### Provided passage
==================================================

Western flower thrips (WFT) does not overwinter well outdoors in the UK, so the problems it causes are found mainly on plants grown in glasshouses, polytunnels, conservatories, etc. Where the viruses are found on plants such as dahlias and impatiens growing outdoors, these will often have been infected when they were raised under protection prior to planting out. There may, however, be localised spread of WFT outdoors during hot, dry summers.

Plants on which one or both of the viruses can be found include Begonia, chrysanthemum, Cineraria, Cyclamen, Dahlia, Gloxinia, Hoya, Impatiens, Pelargonium and tomato.


Each of the viruses has a huge host range (TSWV, for example, is known to affect over 900 plant species). The number of symptom types produced is bewildering, and can vary not only according to the host plant affected, but also with environmental conditions (especially temperature).

The following symptoms are among those caused most commonly by INSV or TSWV:

  • Stunting
  • Leaf distortion
  • Yellow (chlorotic) or brown (necrotic) spots or ringspots on the leaves
  • Yellow or brown lines, streaks or zig-zag patterns on the leaves
  • Mottles (blotches) or mosaics (smaller, more regular patterns like those of a tile mosaic) on the leaves - these can be various colours
  • Colourless leaf veins (vein clearing) or yellow areas bordering the veins (vein banding)

==================================================

### Extracted entries
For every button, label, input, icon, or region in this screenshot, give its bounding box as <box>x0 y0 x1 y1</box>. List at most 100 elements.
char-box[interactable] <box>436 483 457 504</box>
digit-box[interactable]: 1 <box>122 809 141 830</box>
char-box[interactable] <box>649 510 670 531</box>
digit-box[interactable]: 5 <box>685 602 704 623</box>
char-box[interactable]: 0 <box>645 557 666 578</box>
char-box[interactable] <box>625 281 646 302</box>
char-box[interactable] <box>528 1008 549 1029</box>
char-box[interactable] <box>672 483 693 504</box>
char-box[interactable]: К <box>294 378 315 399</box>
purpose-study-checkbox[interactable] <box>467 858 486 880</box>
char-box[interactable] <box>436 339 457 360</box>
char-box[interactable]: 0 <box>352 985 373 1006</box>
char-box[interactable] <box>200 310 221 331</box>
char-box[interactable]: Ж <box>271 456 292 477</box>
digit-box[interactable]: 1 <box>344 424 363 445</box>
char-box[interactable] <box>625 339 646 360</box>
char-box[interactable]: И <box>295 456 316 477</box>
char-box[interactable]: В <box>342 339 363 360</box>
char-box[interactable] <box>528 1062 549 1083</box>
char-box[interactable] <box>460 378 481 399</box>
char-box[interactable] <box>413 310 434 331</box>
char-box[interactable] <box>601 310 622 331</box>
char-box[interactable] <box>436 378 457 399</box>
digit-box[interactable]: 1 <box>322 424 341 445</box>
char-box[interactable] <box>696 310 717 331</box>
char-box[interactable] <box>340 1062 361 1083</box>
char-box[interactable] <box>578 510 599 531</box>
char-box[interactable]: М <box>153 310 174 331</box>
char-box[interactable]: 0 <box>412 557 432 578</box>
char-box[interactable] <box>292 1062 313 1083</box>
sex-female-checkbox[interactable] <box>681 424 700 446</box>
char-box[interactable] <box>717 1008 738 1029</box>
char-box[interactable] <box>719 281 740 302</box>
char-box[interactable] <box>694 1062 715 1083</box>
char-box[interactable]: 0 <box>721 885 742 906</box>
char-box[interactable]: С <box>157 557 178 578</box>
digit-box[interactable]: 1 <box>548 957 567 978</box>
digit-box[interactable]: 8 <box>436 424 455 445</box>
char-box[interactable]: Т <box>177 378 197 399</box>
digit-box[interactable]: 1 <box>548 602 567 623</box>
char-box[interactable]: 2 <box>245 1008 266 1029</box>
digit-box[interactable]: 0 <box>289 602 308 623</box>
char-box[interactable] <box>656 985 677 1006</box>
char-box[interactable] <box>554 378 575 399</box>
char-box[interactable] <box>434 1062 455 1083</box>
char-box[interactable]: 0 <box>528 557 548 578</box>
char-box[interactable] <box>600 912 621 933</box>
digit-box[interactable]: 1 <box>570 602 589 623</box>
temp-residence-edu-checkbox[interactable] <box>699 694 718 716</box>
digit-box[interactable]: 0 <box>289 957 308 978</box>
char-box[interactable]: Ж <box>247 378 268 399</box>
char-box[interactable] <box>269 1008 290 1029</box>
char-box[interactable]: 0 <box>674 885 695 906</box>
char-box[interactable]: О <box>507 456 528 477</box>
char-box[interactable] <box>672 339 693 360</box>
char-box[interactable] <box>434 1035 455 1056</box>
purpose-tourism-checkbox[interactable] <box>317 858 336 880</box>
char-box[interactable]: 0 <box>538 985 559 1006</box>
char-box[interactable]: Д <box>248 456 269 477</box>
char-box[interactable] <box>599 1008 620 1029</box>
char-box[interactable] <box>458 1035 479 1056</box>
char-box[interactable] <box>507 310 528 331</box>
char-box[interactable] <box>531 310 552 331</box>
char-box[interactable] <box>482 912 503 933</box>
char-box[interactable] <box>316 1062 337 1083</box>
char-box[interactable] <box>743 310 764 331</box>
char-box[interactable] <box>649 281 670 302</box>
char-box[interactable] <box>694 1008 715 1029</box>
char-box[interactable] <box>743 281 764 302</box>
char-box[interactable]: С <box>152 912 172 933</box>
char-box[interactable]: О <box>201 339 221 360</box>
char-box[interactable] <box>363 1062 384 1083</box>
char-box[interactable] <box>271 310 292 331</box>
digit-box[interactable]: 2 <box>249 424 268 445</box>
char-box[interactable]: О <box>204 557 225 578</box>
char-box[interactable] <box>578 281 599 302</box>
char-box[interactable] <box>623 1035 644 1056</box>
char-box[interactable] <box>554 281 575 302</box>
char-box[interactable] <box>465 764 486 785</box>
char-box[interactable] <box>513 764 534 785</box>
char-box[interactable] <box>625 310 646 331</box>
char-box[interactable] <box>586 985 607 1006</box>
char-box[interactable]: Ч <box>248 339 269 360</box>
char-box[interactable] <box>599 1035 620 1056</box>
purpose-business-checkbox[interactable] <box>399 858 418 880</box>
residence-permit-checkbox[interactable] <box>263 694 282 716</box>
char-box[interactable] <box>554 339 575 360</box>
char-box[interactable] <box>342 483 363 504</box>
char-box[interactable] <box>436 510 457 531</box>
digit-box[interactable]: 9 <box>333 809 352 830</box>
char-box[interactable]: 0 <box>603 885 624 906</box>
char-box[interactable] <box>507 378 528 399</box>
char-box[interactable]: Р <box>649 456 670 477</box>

==================================================

According to the passage on thrips-borne plant viruses, how many plant species is TSWV known to affect?

Over 900 plant species.